WRITTEN EXERCISE: Would you write out the entries below, every one of them, exactly?

SUPPLIED MATERIAL:
** Start **

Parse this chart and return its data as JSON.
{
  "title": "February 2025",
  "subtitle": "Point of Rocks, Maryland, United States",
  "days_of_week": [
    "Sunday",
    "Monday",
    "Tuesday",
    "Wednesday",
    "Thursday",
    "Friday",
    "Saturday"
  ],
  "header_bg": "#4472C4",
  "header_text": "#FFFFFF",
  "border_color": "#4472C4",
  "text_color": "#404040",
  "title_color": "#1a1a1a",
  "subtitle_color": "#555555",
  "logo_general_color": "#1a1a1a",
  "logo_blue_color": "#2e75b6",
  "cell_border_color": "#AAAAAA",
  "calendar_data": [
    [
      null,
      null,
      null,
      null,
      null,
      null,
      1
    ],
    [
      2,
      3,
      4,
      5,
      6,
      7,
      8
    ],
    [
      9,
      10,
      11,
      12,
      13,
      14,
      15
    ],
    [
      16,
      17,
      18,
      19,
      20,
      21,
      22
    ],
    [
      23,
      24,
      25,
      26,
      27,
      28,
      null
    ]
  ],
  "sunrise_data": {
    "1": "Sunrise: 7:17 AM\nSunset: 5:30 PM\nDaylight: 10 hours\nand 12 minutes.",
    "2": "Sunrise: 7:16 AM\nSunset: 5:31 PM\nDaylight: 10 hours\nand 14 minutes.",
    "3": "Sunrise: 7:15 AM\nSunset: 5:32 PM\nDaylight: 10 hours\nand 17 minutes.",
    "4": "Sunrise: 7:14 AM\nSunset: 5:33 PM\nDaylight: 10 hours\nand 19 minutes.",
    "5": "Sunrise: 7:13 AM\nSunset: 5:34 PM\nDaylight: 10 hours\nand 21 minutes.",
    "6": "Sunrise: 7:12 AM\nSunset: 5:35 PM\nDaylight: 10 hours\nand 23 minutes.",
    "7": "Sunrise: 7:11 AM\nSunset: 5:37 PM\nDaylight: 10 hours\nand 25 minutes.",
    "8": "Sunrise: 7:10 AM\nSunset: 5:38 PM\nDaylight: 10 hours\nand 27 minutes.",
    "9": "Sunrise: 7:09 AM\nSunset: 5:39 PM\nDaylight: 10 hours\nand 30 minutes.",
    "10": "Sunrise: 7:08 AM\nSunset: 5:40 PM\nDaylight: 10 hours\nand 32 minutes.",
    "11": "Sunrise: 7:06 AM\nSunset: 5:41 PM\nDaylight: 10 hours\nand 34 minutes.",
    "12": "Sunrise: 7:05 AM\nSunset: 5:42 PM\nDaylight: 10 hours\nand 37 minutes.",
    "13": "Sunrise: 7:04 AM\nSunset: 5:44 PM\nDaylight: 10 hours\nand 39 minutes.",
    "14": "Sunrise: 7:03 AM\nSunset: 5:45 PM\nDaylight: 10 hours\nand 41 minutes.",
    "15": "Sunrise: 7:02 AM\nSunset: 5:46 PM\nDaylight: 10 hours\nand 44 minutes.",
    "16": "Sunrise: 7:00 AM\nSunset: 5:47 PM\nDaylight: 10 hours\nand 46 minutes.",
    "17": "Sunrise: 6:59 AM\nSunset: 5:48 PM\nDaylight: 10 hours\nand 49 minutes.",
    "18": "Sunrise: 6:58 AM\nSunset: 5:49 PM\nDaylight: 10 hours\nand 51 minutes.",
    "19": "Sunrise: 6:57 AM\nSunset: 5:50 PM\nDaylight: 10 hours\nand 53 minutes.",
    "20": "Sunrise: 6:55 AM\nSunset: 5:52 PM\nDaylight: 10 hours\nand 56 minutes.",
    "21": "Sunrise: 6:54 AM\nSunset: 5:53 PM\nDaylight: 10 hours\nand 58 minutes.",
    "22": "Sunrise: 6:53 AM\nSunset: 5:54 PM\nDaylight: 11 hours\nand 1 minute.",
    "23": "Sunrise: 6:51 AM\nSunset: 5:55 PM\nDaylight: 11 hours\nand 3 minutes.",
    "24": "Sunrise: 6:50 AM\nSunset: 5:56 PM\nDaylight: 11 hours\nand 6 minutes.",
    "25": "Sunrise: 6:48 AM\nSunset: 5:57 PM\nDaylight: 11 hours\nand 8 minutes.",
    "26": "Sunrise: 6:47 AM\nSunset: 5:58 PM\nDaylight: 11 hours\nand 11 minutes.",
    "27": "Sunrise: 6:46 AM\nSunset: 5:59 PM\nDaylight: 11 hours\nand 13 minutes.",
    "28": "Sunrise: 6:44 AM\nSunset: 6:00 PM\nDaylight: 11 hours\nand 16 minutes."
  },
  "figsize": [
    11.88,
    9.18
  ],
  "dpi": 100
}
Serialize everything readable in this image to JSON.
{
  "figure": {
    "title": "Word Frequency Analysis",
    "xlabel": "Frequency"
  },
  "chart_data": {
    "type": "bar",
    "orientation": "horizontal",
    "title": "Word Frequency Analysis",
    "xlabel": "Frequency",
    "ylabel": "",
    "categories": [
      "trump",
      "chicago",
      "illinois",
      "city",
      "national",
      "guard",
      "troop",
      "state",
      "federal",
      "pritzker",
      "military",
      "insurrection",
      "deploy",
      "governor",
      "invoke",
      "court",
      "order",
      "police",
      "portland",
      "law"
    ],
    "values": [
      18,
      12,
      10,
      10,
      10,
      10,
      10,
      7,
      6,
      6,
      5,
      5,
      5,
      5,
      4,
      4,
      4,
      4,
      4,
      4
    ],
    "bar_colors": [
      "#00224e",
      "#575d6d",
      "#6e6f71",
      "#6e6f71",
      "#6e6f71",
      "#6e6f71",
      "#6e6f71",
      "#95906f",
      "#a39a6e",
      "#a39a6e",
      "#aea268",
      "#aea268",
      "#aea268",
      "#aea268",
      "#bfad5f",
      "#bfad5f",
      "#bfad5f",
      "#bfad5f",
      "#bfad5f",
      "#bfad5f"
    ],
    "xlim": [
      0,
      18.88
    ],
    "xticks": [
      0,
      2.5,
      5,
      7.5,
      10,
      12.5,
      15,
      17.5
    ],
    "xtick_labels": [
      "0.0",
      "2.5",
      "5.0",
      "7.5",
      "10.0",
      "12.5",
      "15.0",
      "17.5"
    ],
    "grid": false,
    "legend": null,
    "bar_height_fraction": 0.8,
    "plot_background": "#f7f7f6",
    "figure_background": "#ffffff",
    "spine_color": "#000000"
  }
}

** End **

SOLUTION:
Parse this chart and return its data as JSON.
{
  "title": "February 2025",
  "subtitle": "Point of Rocks, Maryland, United States",
  "days_of_week": [
    "Sunday",
    "Monday",
    "Tuesday",
    "Wednesday",
    "Thursday",
    "Friday",
    "Saturday"
  ],
  "header_bg": "#4472C4",
  "header_text": "#FFFFFF",
  "border_color": "#4472C4",
  "text_color": "#404040",
  "title_color": "#1a1a1a",
  "subtitle_color": "#555555",
  "logo_general_color": "#1a1a1a",
  "logo_blue_color": "#2e75b6",
  "cell_border_color": "#AAAAAA",
  "calendar_data": [
    [
      null,
      null,
      null,
      null,
      null,
      null,
      1
    ],
    [
      2,
      3,
      4,
      5,
      6,
      7,
      8
    ],
    [
      9,
      10,
      11,
      12,
      13,
      14,
      15
    ],
    [
      16,
      17,
      18,
      19,
      20,
      21,
      22
    ],
    [
      23,
      24,
      25,
      26,
      27,
      28,
      null
    ]
  ],
  "sunrise_data": {
    "1": "Sunrise: 7:17 AM\nSunset: 5:30 PM\nDaylight: 10 hours\nand 12 minutes.",
    "2": "Sunrise: 7:16 AM\nSunset: 5:31 PM\nDaylight: 10 hours\nand 14 minutes.",
    "3": "Sunrise: 7:15 AM\nSunset: 5:32 PM\nDaylight: 10 hours\nand 17 minutes.",
    "4": "Sunrise: 7:14 AM\nSunset: 5:33 PM\nDaylight: 10 hours\nand 19 minutes.",
    "5": "Sunrise: 7:13 AM\nSunset: 5:34 PM\nDaylight: 10 hours\nand 21 minutes.",
    "6": "Sunrise: 7:12 AM\nSunset: 5:35 PM\nDaylight: 10 hours\nand 23 minutes.",
    "7": "Sunrise: 7:11 AM\nSunset: 5:37 PM\nDaylight: 10 hours\nand 25 minutes.",
    "8": "Sunrise: 7:10 AM\nSunset: 5:38 PM\nDaylight: 10 hours\nand 27 minutes.",
    "9": "Sunrise: 7:09 AM\nSunset: 5:39 PM\nDaylight: 10 hours\nand 30 minutes.",
    "10": "Sunrise: 7:08 AM\nSunset: 5:40 PM\nDaylight: 10 hours\nand 32 minutes.",
    "11": "Sunrise: 7:06 AM\nSunset: 5:41 PM\nDaylight: 10 hours\nand 34 minutes.",
    "12": "Sunrise: 7:05 AM\nSunset: 5:42 PM\nDaylight: 10 hours\nand 37 minutes.",
    "13": "Sunrise: 7:04 AM\nSunset: 5:44 PM\nDaylight: 10 hours\nand 39 minutes.",
    "14": "Sunrise: 7:03 AM\nSunset: 5:45 PM\nDaylight: 10 hours\nand 41 minutes.",
    "15": "Sunrise: 7:02 AM\nSunset: 5:46 PM\nDaylight: 10 hours\nand 44 minutes.",
    "16": "Sunrise: 7:00 AM\nSunset: 5:47 PM\nDaylight: 10 hours\nand 46 minutes.",
    "17": "Sunrise: 6:59 AM\nSunset: 5:48 PM\nDaylight: 10 hours\nand 49 minutes.",
    "18": "Sunrise: 6:58 AM\nSunset: 5:49 PM\nDaylight: 10 hours\nand 51 minutes.",
    "19": "Sunrise: 6:57 AM\nSunset: 5:50 PM\nDaylight: 10 hours\nand 53 minutes.",
    "20": "Sunrise: 6:55 AM\nSunset: 5:52 PM\nDaylight: 10 hours\nand 56 minutes.",
    "21": "Sunrise: 6:54 AM\nSunset: 5:53 PM\nDaylight: 10 hours\nand 58 minutes.",
    "22": "Sunrise: 6:53 AM\nSunset: 5:54 PM\nDaylight: 11 hours\nand 1 minute.",
    "23": "Sunrise: 6:51 AM\nSunset: 5:55 PM\nDaylight: 11 hours\nand 3 minutes.",
    "24": "Sunrise: 6:50 AM\nSunset: 5:56 PM\nDaylight: 11 hours\nand 6 minutes.",
    "25": "Sunrise: 6:48 AM\nSunset: 5:57 PM\nDaylight: 11 hours\nand 8 minutes.",
    "26": "Sunrise: 6:47 AM\nSunset: 5:58 PM\nDaylight: 11 hours\nand 11 minutes.",
    "27": "Sunrise: 6:46 AM\nSunset: 5:59 PM\nDaylight: 11 hours\nand 13 minutes.",
    "28": "Sunrise: 6:44 AM\nSunset: 6:00 PM\nDaylight: 11 hours\nand 16 minutes."
  },
  "figsize": [
    11.88,
    9.18
  ],
  "dpi": 100
}
Serialize everything readable in this image to JSON.
{
  "figure": {
    "title": "Word Frequency Analysis",
    "xlabel": "Frequency"
  },
  "chart_data": {
    "type": "bar",
    "orientation": "horizontal",
    "title": "Word Frequency Analysis",
    "xlabel": "Frequency",
    "ylabel": "",
    "categories": [
      "trump",
      "chicago",
      "illinois",
      "city",
      "national",
      "guard",
      "troop",
      "state",
      "federal",
      "pritzker",
      "military",
      "insurrection",
      "deploy",
      "governor",
      "invoke",
      "court",
      "order",
      "police",
      "portland",
      "law"
    ],
    "values": [
      18,
      12,
      10,
      10,
      10,
      10,
      10,
      7,
      6,
      6,
      5,
      5,
      5,
      5,
      4,
      4,
      4,
      4,
      4,
      4
    ],
    "bar_colors": [
      "#00224e",
      "#575d6d",
      "#6e6f71",
      "#6e6f71",
      "#6e6f71",
      "#6e6f71",
      "#6e6f71",
      "#95906f",
      "#a39a6e",
      "#a39a6e",
      "#aea268",
      "#aea268",
      "#aea268",
      "#aea268",
      "#bfad5f",
      "#bfad5f",
      "#bfad5f",
      "#bfad5f",
      "#bfad5f",
      "#bfad5f"
    ],
    "xlim": [
      0,
      18.88
    ],
    "xticks": [
      0,
      2.5,
      5,
      7.5,
      10,
      12.5,
      15,
      17.5
    ],
    "xtick_labels": [
      "0.0",
      "2.5",
      "5.0",
      "7.5",
      "10.0",
      "12.5",
      "15.0",
      "17.5"
    ],
    "grid": false,
    "legend": null,
    "bar_height_fraction": 0.8,
    "plot_background": "#f7f7f6",
    "figure_background": "#ffffff",
    "spine_color": "#000000"
  }
}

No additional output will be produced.